Requirement: Repeat each entry as written and leave the images out of the copy.

____________________

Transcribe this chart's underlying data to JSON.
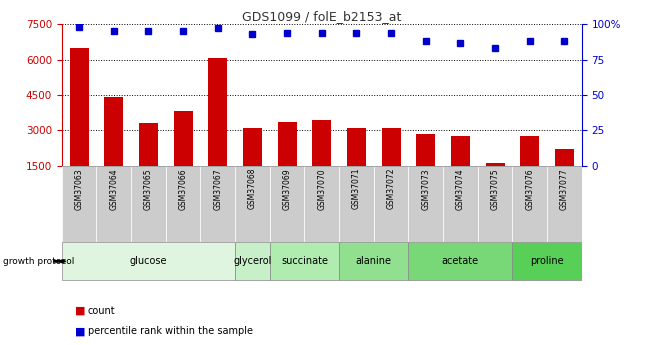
{
  "title": "GDS1099 / folE_b2153_at",
  "samples": [
    "GSM37063",
    "GSM37064",
    "GSM37065",
    "GSM37066",
    "GSM37067",
    "GSM37068",
    "GSM37069",
    "GSM37070",
    "GSM37071",
    "GSM37072",
    "GSM37073",
    "GSM37074",
    "GSM37075",
    "GSM37076",
    "GSM37077"
  ],
  "counts": [
    6500,
    4400,
    3300,
    3800,
    6050,
    3100,
    3350,
    3450,
    3100,
    3100,
    2850,
    2750,
    1600,
    2750,
    2200
  ],
  "percentiles": [
    98,
    95,
    95,
    95,
    97,
    93,
    94,
    94,
    94,
    94,
    88,
    87,
    83,
    88,
    88
  ],
  "bar_color": "#cc0000",
  "dot_color": "#0000cc",
  "left_ylim": [
    1500,
    7500
  ],
  "left_yticks": [
    1500,
    3000,
    4500,
    6000,
    7500
  ],
  "right_ylim": [
    0,
    100
  ],
  "right_yticks": [
    0,
    25,
    50,
    75,
    100
  ],
  "right_yticklabels": [
    "0",
    "25",
    "50",
    "75",
    "100%"
  ],
  "groups": [
    {
      "label": "glucose",
      "start": 0,
      "end": 4,
      "color": "#e0f5e0"
    },
    {
      "label": "glycerol",
      "start": 5,
      "end": 5,
      "color": "#c8f0c8"
    },
    {
      "label": "succinate",
      "start": 6,
      "end": 7,
      "color": "#b0ebb0"
    },
    {
      "label": "alanine",
      "start": 8,
      "end": 9,
      "color": "#90e090"
    },
    {
      "label": "acetate",
      "start": 10,
      "end": 12,
      "color": "#78d878"
    },
    {
      "label": "proline",
      "start": 13,
      "end": 14,
      "color": "#58d058"
    }
  ],
  "xtick_bg_color": "#cccccc",
  "growth_protocol_label": "growth protocol",
  "legend_bar_label": "count",
  "legend_dot_label": "percentile rank within the sample",
  "left_axis_color": "#cc0000",
  "right_axis_color": "#0000cc"
}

____________________

Problem solution:
Transcribe this chart's underlying data to JSON.
{
  "title": "GDS1099 / folE_b2153_at",
  "samples": [
    "GSM37063",
    "GSM37064",
    "GSM37065",
    "GSM37066",
    "GSM37067",
    "GSM37068",
    "GSM37069",
    "GSM37070",
    "GSM37071",
    "GSM37072",
    "GSM37073",
    "GSM37074",
    "GSM37075",
    "GSM37076",
    "GSM37077"
  ],
  "counts": [
    6500,
    4400,
    3300,
    3800,
    6050,
    3100,
    3350,
    3450,
    3100,
    3100,
    2850,
    2750,
    1600,
    2750,
    2200
  ],
  "percentiles": [
    98,
    95,
    95,
    95,
    97,
    93,
    94,
    94,
    94,
    94,
    88,
    87,
    83,
    88,
    88
  ],
  "bar_color": "#cc0000",
  "dot_color": "#0000cc",
  "left_ylim": [
    1500,
    7500
  ],
  "left_yticks": [
    1500,
    3000,
    4500,
    6000,
    7500
  ],
  "right_ylim": [
    0,
    100
  ],
  "right_yticks": [
    0,
    25,
    50,
    75,
    100
  ],
  "right_yticklabels": [
    "0",
    "25",
    "50",
    "75",
    "100%"
  ],
  "groups": [
    {
      "label": "glucose",
      "start": 0,
      "end": 4,
      "color": "#e0f5e0"
    },
    {
      "label": "glycerol",
      "start": 5,
      "end": 5,
      "color": "#c8f0c8"
    },
    {
      "label": "succinate",
      "start": 6,
      "end": 7,
      "color": "#b0ebb0"
    },
    {
      "label": "alanine",
      "start": 8,
      "end": 9,
      "color": "#90e090"
    },
    {
      "label": "acetate",
      "start": 10,
      "end": 12,
      "color": "#78d878"
    },
    {
      "label": "proline",
      "start": 13,
      "end": 14,
      "color": "#58d058"
    }
  ],
  "xtick_bg_color": "#cccccc",
  "growth_protocol_label": "growth protocol",
  "legend_bar_label": "count",
  "legend_dot_label": "percentile rank within the sample",
  "left_axis_color": "#cc0000",
  "right_axis_color": "#0000cc"
}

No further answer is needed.